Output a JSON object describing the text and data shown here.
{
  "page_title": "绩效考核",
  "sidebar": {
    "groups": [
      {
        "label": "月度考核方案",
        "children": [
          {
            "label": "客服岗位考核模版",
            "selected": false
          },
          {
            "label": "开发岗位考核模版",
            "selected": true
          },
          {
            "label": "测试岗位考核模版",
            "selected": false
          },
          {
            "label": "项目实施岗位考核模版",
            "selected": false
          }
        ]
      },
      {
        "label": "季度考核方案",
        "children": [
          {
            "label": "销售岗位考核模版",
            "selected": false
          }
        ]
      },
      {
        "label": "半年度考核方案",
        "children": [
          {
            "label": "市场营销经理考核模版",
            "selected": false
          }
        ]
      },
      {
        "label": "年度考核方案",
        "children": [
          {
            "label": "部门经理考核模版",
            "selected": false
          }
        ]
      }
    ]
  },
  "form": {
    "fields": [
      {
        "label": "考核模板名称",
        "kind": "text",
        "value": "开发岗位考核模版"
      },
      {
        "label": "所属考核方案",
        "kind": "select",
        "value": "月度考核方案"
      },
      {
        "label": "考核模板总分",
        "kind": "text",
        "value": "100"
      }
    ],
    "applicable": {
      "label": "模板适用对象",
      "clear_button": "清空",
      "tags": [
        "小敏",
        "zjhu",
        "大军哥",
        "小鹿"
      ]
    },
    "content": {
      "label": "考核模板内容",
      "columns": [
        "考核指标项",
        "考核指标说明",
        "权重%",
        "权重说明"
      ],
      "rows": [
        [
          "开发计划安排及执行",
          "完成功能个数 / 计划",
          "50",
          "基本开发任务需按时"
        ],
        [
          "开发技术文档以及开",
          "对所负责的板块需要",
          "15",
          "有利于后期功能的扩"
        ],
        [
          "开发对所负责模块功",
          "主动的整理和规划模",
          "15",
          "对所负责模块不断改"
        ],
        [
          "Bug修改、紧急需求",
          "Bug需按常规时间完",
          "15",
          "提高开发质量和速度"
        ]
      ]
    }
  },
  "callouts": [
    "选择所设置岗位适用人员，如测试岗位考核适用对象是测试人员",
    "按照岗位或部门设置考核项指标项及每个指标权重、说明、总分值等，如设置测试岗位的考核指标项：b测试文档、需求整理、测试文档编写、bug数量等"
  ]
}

□ □ □ □ □ □ □

| AIM OF THE EXERCISE |
Search the data for the string "value". List each line that has it.

| FULL RESPONSE |
        "value": "开发岗位考核模版"
        "value": "月度考核方案"
        "value": "100"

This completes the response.